THE EXERCISE → The entries below are to be repeated exactly as they stand.

DATA LINES →
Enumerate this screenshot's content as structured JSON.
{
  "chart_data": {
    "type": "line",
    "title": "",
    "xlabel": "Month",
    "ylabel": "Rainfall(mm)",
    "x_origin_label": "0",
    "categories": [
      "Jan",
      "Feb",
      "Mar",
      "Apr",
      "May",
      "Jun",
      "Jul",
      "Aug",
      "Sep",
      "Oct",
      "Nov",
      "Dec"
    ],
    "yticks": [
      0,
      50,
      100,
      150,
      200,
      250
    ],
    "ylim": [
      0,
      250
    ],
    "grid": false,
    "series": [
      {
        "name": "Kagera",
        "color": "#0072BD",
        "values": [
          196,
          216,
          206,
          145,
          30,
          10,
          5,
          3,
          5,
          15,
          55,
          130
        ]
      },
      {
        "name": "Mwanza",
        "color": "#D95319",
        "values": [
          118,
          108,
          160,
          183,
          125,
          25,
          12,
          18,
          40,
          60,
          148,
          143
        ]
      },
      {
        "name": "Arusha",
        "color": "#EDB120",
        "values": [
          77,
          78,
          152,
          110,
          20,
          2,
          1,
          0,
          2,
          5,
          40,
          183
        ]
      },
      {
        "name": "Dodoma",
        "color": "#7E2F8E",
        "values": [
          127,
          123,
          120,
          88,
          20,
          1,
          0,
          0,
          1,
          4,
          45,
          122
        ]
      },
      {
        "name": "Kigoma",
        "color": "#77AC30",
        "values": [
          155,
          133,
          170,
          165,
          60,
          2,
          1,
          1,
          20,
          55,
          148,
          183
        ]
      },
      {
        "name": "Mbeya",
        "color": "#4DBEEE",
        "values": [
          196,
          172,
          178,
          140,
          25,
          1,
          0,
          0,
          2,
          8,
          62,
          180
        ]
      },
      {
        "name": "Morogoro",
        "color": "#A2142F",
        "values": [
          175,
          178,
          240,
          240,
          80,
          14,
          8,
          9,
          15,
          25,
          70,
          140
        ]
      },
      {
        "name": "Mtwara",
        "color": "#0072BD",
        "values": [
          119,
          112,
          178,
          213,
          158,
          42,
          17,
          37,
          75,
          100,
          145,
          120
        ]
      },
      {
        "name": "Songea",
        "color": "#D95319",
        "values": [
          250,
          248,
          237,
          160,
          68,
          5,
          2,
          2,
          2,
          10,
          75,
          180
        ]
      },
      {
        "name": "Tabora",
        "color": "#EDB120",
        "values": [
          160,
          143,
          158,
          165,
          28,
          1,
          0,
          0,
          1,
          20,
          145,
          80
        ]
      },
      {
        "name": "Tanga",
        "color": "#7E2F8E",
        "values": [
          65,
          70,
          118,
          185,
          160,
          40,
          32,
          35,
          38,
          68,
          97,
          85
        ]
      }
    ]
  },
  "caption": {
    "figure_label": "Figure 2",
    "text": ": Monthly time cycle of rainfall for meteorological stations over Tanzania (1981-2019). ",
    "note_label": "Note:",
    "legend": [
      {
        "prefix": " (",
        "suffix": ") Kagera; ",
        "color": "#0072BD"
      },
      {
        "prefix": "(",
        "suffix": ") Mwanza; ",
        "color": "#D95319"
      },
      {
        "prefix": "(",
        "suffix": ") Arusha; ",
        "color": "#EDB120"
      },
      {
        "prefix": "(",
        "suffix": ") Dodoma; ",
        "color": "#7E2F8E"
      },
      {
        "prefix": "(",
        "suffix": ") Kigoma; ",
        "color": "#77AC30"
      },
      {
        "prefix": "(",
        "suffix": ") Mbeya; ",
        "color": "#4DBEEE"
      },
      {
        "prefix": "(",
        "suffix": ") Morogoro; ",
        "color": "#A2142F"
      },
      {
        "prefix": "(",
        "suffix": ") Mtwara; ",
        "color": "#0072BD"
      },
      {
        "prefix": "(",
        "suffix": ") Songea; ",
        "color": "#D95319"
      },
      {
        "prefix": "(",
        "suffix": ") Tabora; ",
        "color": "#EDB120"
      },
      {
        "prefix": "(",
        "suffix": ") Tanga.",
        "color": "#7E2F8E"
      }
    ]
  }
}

RESULT OF THIS TASK →
Enumerate this screenshot's content as structured JSON.
{
  "chart_data": {
    "type": "line",
    "title": "",
    "xlabel": "Month",
    "ylabel": "Rainfall(mm)",
    "x_origin_label": "0",
    "categories": [
      "Jan",
      "Feb",
      "Mar",
      "Apr",
      "May",
      "Jun",
      "Jul",
      "Aug",
      "Sep",
      "Oct",
      "Nov",
      "Dec"
    ],
    "yticks": [
      0,
      50,
      100,
      150,
      200,
      250
    ],
    "ylim": [
      0,
      250
    ],
    "grid": false,
    "series": [
      {
        "name": "Kagera",
        "color": "#0072BD",
        "values": [
          196,
          216,
          206,
          145,
          30,
          10,
          5,
          3,
          5,
          15,
          55,
          130
        ]
      },
      {
        "name": "Mwanza",
        "color": "#D95319",
        "values": [
          118,
          108,
          160,
          183,
          125,
          25,
          12,
          18,
          40,
          60,
          148,
          143
        ]
      },
      {
        "name": "Arusha",
        "color": "#EDB120",
        "values": [
          77,
          78,
          152,
          110,
          20,
          2,
          1,
          0,
          2,
          5,
          40,
          183
        ]
      },
      {
        "name": "Dodoma",
        "color": "#7E2F8E",
        "values": [
          127,
          123,
          120,
          88,
          20,
          1,
          0,
          0,
          1,
          4,
          45,
          122
        ]
      },
      {
        "name": "Kigoma",
        "color": "#77AC30",
        "values": [
          155,
          133,
          170,
          165,
          60,
          2,
          1,
          1,
          20,
          55,
          148,
          183
        ]
      },
      {
        "name": "Mbeya",
        "color": "#4DBEEE",
        "values": [
          196,
          172,
          178,
          140,
          25,
          1,
          0,
          0,
          2,
          8,
          62,
          180
        ]
      },
      {
        "name": "Morogoro",
        "color": "#A2142F",
        "values": [
          175,
          178,
          240,
          240,
          80,
          14,
          8,
          9,
          15,
          25,
          70,
          140
        ]
      },
      {
        "name": "Mtwara",
        "color": "#0072BD",
        "values": [
          119,
          112,
          178,
          213,
          158,
          42,
          17,
          37,
          75,
          100,
          145,
          120
        ]
      },
      {
        "name": "Songea",
        "color": "#D95319",
        "values": [
          250,
          248,
          237,
          160,
          68,
          5,
          2,
          2,
          2,
          10,
          75,
          180
        ]
      },
      {
        "name": "Tabora",
        "color": "#EDB120",
        "values": [
          160,
          143,
          158,
          165,
          28,
          1,
          0,
          0,
          1,
          20,
          145,
          80
        ]
      },
      {
        "name": "Tanga",
        "color": "#7E2F8E",
        "values": [
          65,
          70,
          118,
          185,
          160,
          40,
          32,
          35,
          38,
          68,
          97,
          85
        ]
      }
    ]
  },
  "caption": {
    "figure_label": "Figure 2",
    "text": ": Monthly time cycle of rainfall for meteorological stations over Tanzania (1981-2019). ",
    "note_label": "Note:",
    "legend": [
      {
        "prefix": " (",
        "suffix": ") Kagera; ",
        "color": "#0072BD"
      },
      {
        "prefix": "(",
        "suffix": ") Mwanza; ",
        "color": "#D95319"
      },
      {
        "prefix": "(",
        "suffix": ") Arusha; ",
        "color": "#EDB120"
      },
      {
        "prefix": "(",
        "suffix": ") Dodoma; ",
        "color": "#7E2F8E"
      },
      {
        "prefix": "(",
        "suffix": ") Kigoma; ",
        "color": "#77AC30"
      },
      {
        "prefix": "(",
        "suffix": ") Mbeya; ",
        "color": "#4DBEEE"
      },
      {
        "prefix": "(",
        "suffix": ") Morogoro; ",
        "color": "#A2142F"
      },
      {
        "prefix": "(",
        "suffix": ") Mtwara; ",
        "color": "#0072BD"
      },
      {
        "prefix": "(",
        "suffix": ") Songea; ",
        "color": "#D95319"
      },
      {
        "prefix": "(",
        "suffix": ") Tabora; ",
        "color": "#EDB120"
      },
      {
        "prefix": "(",
        "suffix": ") Tanga.",
        "color": "#7E2F8E"
      }
    ]
  }
}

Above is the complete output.